OPDRACHT: Neem de schriftelijke vraag over het aanbod en gebruik van S-treinen in Brussel volledig en woordelijk over.

Logo Parlement Buxellois

Schriftelijke vraag betreffende aanbod en gebruik S-treinen

Indiener(s)
Bianca Debaets
aan
Elke Van den Brandt, Minister van de Brusselse Hoofdstedelijke Regering, belast met Mobiliteit, Openbare Werken en Verkeersveiligheid (Vragen nr 471)

 
Datum ontvangst: 07/07/2020 Datum publicatie: 21/09/2020
Zittingsperiode: 19/24 Zitting: 19/20 Datum antwoord: 18/09/2020
 
Datum behandeling van het stuk Indiener(s) Referentie Blz.
09/07/2020 Ontvankelijk p.m.
 
Vraag    In Brussel bevinden zich heel wat stations waar S-treinen stoppen. Goed voor de pendelaar maar vooral goed voor de Brusselaar. Helaas het het S-treinaanbod niet goed gekend bij deze laatste. Nochtans zijn de S-treinen een mooie aanvulling op bus-, tram- en metroverplaatsingen.

Slechts een procent van de verplaatsingen binnen Brussel gebeurt met de trein. De trein is echter een snelle manier om het gewest te doorkruisen of om je naar een mogelijk overstap te begeven. De ambitie in het plan Good Move is om het aandeel van de trein voor de trajecten binnen Brussel te vervijfvoudigen tegen 2030. Dit door aantrekkelijke frequenties (elk kwartier tijdens de spits en elk half uur anders), betere avondtreinen en betere verbindingen.

De haltes van de NMBS waar een S-trein stopt zijn vrij goed verspreid over het gewest en zijn dus een mooie aanvulling op het metronetwerk. De overstapmogelijkheden tussen trein en MIVB vaak niet aangeduid. De lage bekendheid van de S-treinen zal hopelijk de hoogte ingaan o.a. door MaaS.

BRONGEGEVENS:
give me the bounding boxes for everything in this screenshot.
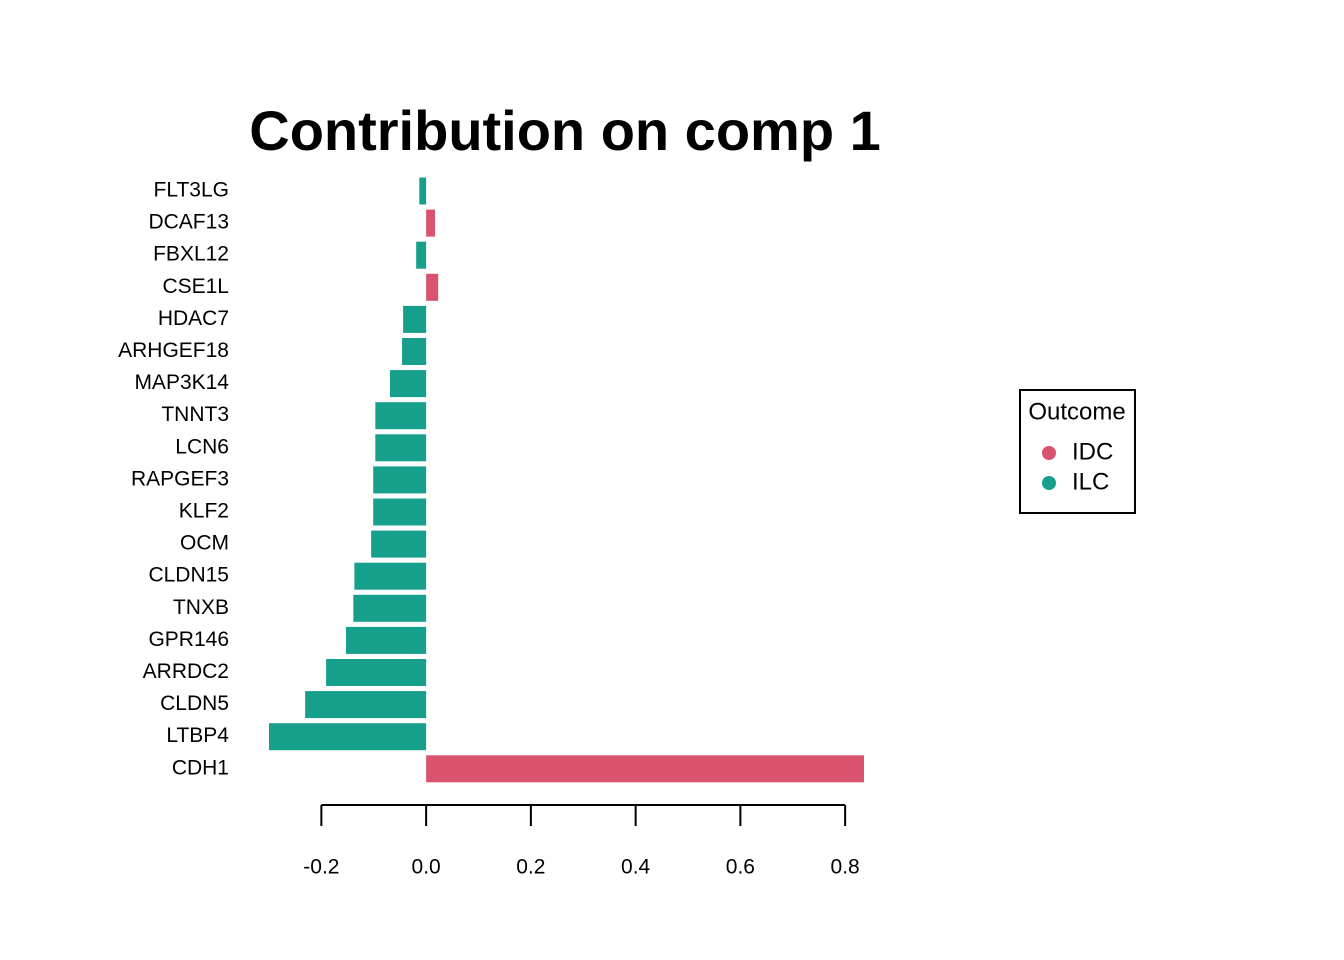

UITWERKING:
Logo Parlement Buxellois

Schriftelijke vraag betreffende aanbod en gebruik S-treinen

Indiener(s)
Bianca Debaets
aan
Elke Van den Brandt, Minister van de Brusselse Hoofdstedelijke Regering, belast met Mobiliteit, Openbare Werken en Verkeersveiligheid (Vragen nr 471)

 
Datum ontvangst: 07/07/2020 Datum publicatie: 21/09/2020
Zittingsperiode: 19/24 Zitting: 19/20 Datum antwoord: 18/09/2020
 
Datum behandeling van het stuk Indiener(s) Referentie Blz.
09/07/2020 Ontvankelijk p.m.
 
Vraag    In Brussel bevinden zich heel wat stations waar S-treinen stoppen. Goed voor de pendelaar maar vooral goed voor de Brusselaar. Helaas het het S-treinaanbod niet goed gekend bij deze laatste. Nochtans zijn de S-treinen een mooie aanvulling op bus-, tram- en metroverplaatsingen.

Slechts een procent van de verplaatsingen binnen Brussel gebeurt met de trein. De trein is echter een snelle manier om het gewest te doorkruisen of om je naar een mogelijk overstap te begeven. De ambitie in het plan Good Move is om het aandeel van de trein voor de trajecten binnen Brussel te vervijfvoudigen tegen 2030. Dit door aantrekkelijke frequenties (elk kwartier tijdens de spits en elk half uur anders), betere avondtreinen en betere verbindingen.

De haltes van de NMBS waar een S-trein stopt zijn vrij goed verspreid over het gewest en zijn dus een mooie aanvulling op het metronetwerk. De overstapmogelijkheden tussen trein en MIVB vaak niet aangeduid. De lage bekendheid van de S-treinen zal hopelijk de hoogte ingaan o.a. door MaaS.